Items listed in a dataset
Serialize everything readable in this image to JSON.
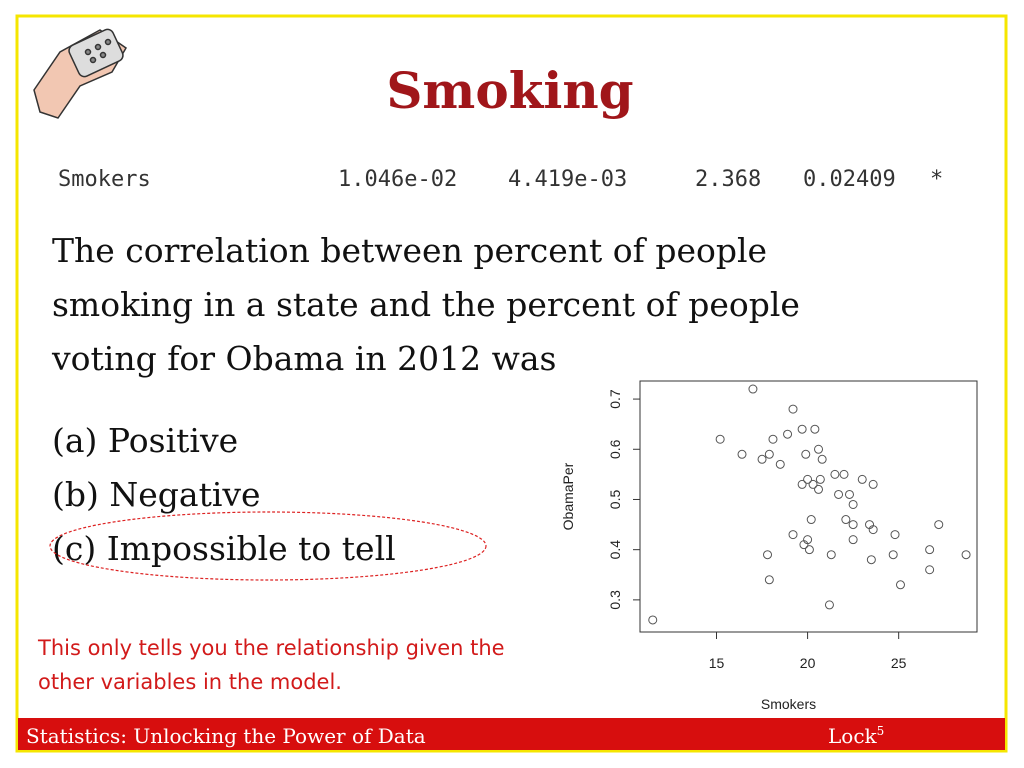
{
  "header": {
    "title": "Smoking"
  },
  "regression_row": [
    "Smokers",
    "1.046e-02",
    "4.419e-03",
    "2.368",
    "0.02409",
    "*"
  ],
  "question": [
    "The correlation between percent of people",
    "smoking in a state and the percent of people",
    "voting for Obama in 2012 was"
  ],
  "options": [
    "(a) Positive",
    "(b) Negative",
    "(c) Impossible to tell"
  ],
  "note": [
    "This only tells you the relationship given the",
    "other variables in the model."
  ],
  "footer": {
    "left": "Statistics: Unlocking the Power of Data",
    "right": "Lock",
    "right_superscript": "5"
  },
  "chart_data": {
    "type": "scatter",
    "x_label": "Smokers",
    "y_label": "ObamaPer",
    "color": "#555555",
    "x": [
      11.5,
      15.2,
      16.4,
      17.0,
      17.5,
      17.9,
      18.1,
      18.5,
      18.9,
      19.2,
      19.7,
      20.4,
      20.6,
      20.8,
      19.9,
      20.0,
      19.7,
      20.3,
      20.6,
      20.7,
      21.5,
      22.0,
      21.7,
      22.3,
      22.5,
      23.0,
      23.6,
      22.1,
      22.5,
      23.4,
      23.6,
      20.2,
      19.2,
      20.0,
      19.8,
      20.1,
      22.5,
      21.3,
      23.5,
      17.8,
      17.9,
      21.2,
      24.8,
      24.7,
      25.1,
      26.7,
      26.7,
      27.2,
      28.7
    ],
    "values": [
      0.26,
      0.62,
      0.59,
      0.72,
      0.58,
      0.59,
      0.62,
      0.57,
      0.63,
      0.68,
      0.64,
      0.64,
      0.6,
      0.58,
      0.59,
      0.54,
      0.53,
      0.53,
      0.52,
      0.54,
      0.55,
      0.55,
      0.51,
      0.51,
      0.49,
      0.54,
      0.53,
      0.46,
      0.45,
      0.45,
      0.44,
      0.46,
      0.43,
      0.42,
      0.41,
      0.4,
      0.42,
      0.39,
      0.38,
      0.39,
      0.34,
      0.29,
      0.43,
      0.39,
      0.33,
      0.4,
      0.36,
      0.45,
      0.39
    ],
    "xlim": [
      10.8,
      29.3
    ],
    "ylim": [
      0.236,
      0.736
    ],
    "xticks": [
      15,
      20,
      25
    ],
    "yticks": [
      0.3,
      0.4,
      0.5,
      0.6,
      0.7
    ]
  }
}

Goal of the exercise
Transcribe the full listing character for character. Pictures are excluded.

Written response
Serialize everything readable in this image to JSON.
{
  "header": {
    "title": "Smoking"
  },
  "regression_row": [
    "Smokers",
    "1.046e-02",
    "4.419e-03",
    "2.368",
    "0.02409",
    "*"
  ],
  "question": [
    "The correlation between percent of people",
    "smoking in a state and the percent of people",
    "voting for Obama in 2012 was"
  ],
  "options": [
    "(a) Positive",
    "(b) Negative",
    "(c) Impossible to tell"
  ],
  "note": [
    "This only tells you the relationship given the",
    "other variables in the model."
  ],
  "footer": {
    "left": "Statistics: Unlocking the Power of Data",
    "right": "Lock",
    "right_superscript": "5"
  },
  "chart_data": {
    "type": "scatter",
    "x_label": "Smokers",
    "y_label": "ObamaPer",
    "color": "#555555",
    "x": [
      11.5,
      15.2,
      16.4,
      17.0,
      17.5,
      17.9,
      18.1,
      18.5,
      18.9,
      19.2,
      19.7,
      20.4,
      20.6,
      20.8,
      19.9,
      20.0,
      19.7,
      20.3,
      20.6,
      20.7,
      21.5,
      22.0,
      21.7,
      22.3,
      22.5,
      23.0,
      23.6,
      22.1,
      22.5,
      23.4,
      23.6,
      20.2,
      19.2,
      20.0,
      19.8,
      20.1,
      22.5,
      21.3,
      23.5,
      17.8,
      17.9,
      21.2,
      24.8,
      24.7,
      25.1,
      26.7,
      26.7,
      27.2,
      28.7
    ],
    "values": [
      0.26,
      0.62,
      0.59,
      0.72,
      0.58,
      0.59,
      0.62,
      0.57,
      0.63,
      0.68,
      0.64,
      0.64,
      0.6,
      0.58,
      0.59,
      0.54,
      0.53,
      0.53,
      0.52,
      0.54,
      0.55,
      0.55,
      0.51,
      0.51,
      0.49,
      0.54,
      0.53,
      0.46,
      0.45,
      0.45,
      0.44,
      0.46,
      0.43,
      0.42,
      0.41,
      0.4,
      0.42,
      0.39,
      0.38,
      0.39,
      0.34,
      0.29,
      0.43,
      0.39,
      0.33,
      0.4,
      0.36,
      0.45,
      0.39
    ],
    "xlim": [
      10.8,
      29.3
    ],
    "ylim": [
      0.236,
      0.736
    ],
    "xticks": [
      15,
      20,
      25
    ],
    "yticks": [
      0.3,
      0.4,
      0.5,
      0.6,
      0.7
    ]
  }
}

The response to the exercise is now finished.